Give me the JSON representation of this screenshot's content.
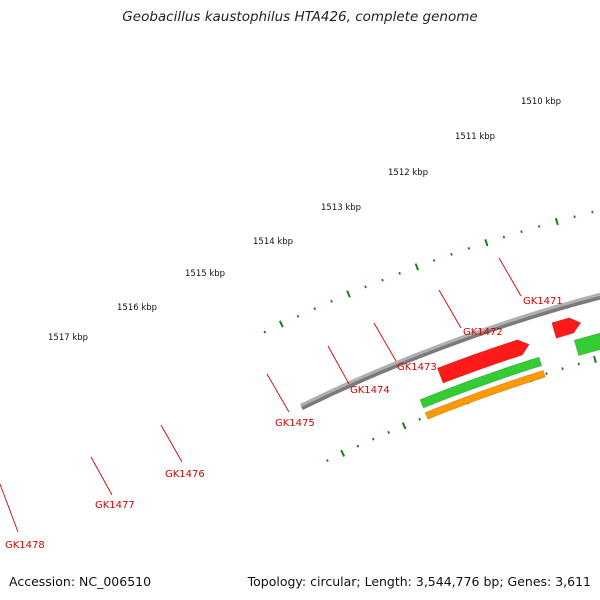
{
  "title": "Geobacillus kaustophilus HTA426, complete genome",
  "footer": {
    "accession": "Accession: NC_006510",
    "stats": "Topology: circular; Length: 3,544,776 bp; Genes: 3,611"
  },
  "colors": {
    "backbone": "#7a7a7a",
    "ticks": "#1f7a1f",
    "forward_gene": "#ff1a1a",
    "reverse_gene": "#33cc33",
    "special_gene": "#1a1aff",
    "orange_gene": "#ff9900",
    "label": "#d40000"
  },
  "kbp_labels": [
    "1510 kbp",
    "1511 kbp",
    "1512 kbp",
    "1513 kbp",
    "1514 kbp",
    "1515 kbp",
    "1516 kbp",
    "1517 kbp"
  ],
  "gene_labels": [
    "GK1471",
    "GK1472",
    "GK1473",
    "GK1474",
    "GK1475",
    "GK1476",
    "GK1477",
    "GK1478"
  ]
}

--*--

*TASK DESCRIPTION*: Please print each entry exactly as it stands, without the pictures.

*OUTPUT OF THE TASK*:
Give me the JSON representation of this screenshot's content.
{
  "title": "Geobacillus kaustophilus HTA426, complete genome",
  "footer": {
    "accession": "Accession: NC_006510",
    "stats": "Topology: circular; Length: 3,544,776 bp; Genes: 3,611"
  },
  "colors": {
    "backbone": "#7a7a7a",
    "ticks": "#1f7a1f",
    "forward_gene": "#ff1a1a",
    "reverse_gene": "#33cc33",
    "special_gene": "#1a1aff",
    "orange_gene": "#ff9900",
    "label": "#d40000"
  },
  "kbp_labels": [
    "1510 kbp",
    "1511 kbp",
    "1512 kbp",
    "1513 kbp",
    "1514 kbp",
    "1515 kbp",
    "1516 kbp",
    "1517 kbp"
  ],
  "gene_labels": [
    "GK1471",
    "GK1472",
    "GK1473",
    "GK1474",
    "GK1475",
    "GK1476",
    "GK1477",
    "GK1478"
  ]
}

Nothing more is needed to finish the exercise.